### EXERCISE DIRECTIONS:
Of all the lines in the material, how many include the word "重氢和氢都属于氢元素"? Give only the number.

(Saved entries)
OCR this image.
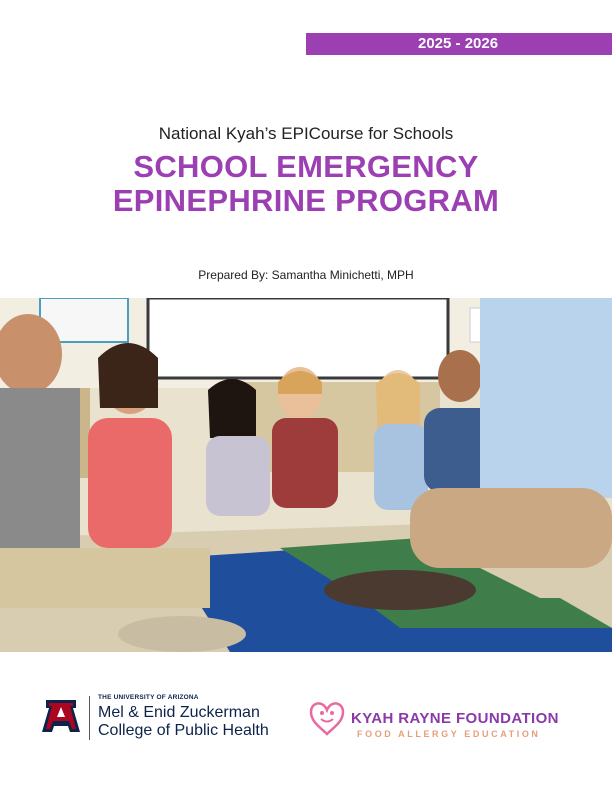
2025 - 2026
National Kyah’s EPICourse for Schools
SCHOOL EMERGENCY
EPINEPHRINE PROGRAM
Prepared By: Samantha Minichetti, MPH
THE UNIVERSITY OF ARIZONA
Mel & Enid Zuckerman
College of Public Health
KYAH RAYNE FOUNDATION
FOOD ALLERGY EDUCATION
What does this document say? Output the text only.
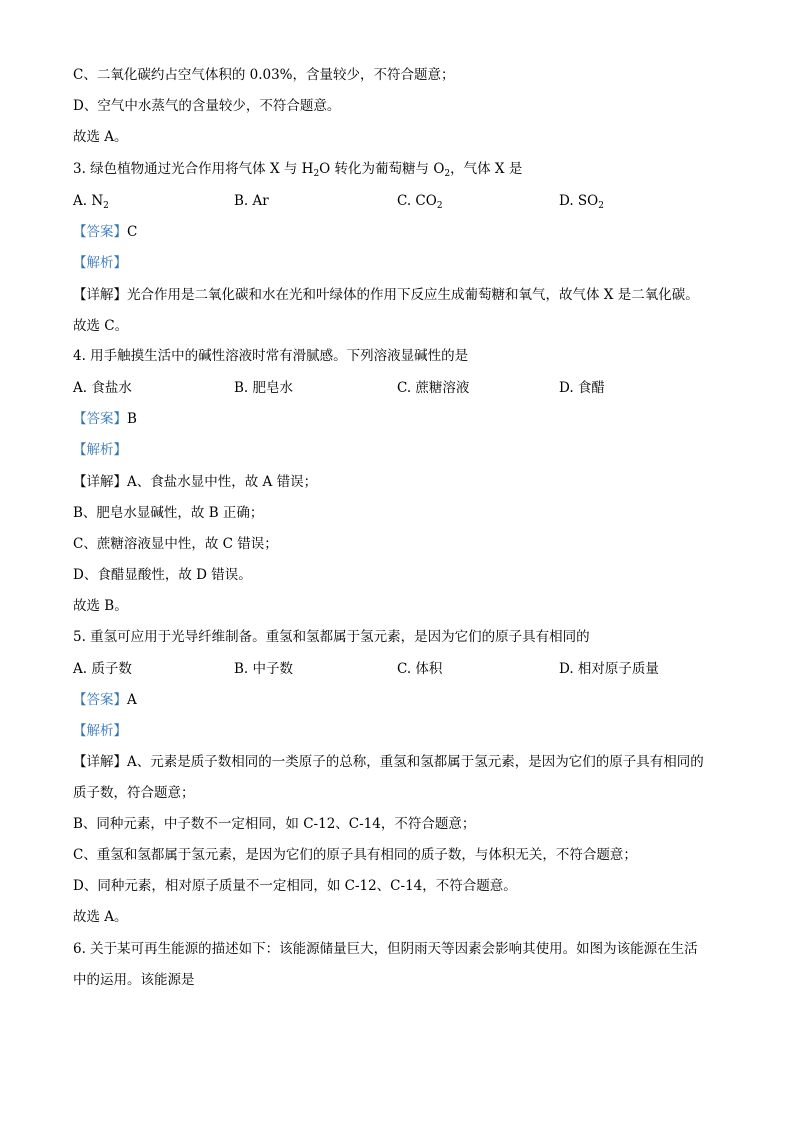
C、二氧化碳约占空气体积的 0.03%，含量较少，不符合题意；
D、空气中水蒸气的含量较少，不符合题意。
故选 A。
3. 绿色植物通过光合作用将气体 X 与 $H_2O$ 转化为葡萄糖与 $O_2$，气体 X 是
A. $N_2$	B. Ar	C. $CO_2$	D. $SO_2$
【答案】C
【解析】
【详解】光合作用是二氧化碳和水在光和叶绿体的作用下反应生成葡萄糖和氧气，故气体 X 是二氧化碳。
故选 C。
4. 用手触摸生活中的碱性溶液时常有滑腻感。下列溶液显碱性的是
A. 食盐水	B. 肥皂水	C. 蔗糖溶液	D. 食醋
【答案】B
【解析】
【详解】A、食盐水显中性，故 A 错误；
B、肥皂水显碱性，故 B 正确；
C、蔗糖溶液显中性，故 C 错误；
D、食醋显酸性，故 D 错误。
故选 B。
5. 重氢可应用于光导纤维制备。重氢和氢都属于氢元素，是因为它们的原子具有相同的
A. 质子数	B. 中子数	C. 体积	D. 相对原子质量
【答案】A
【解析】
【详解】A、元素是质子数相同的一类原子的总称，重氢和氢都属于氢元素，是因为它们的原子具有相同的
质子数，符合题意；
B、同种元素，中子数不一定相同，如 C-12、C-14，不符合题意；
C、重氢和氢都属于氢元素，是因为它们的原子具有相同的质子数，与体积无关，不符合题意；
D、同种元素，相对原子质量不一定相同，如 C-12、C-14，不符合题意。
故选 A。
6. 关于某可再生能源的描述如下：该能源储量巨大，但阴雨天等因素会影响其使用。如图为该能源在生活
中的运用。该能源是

### SOLVED PROBLEM:
3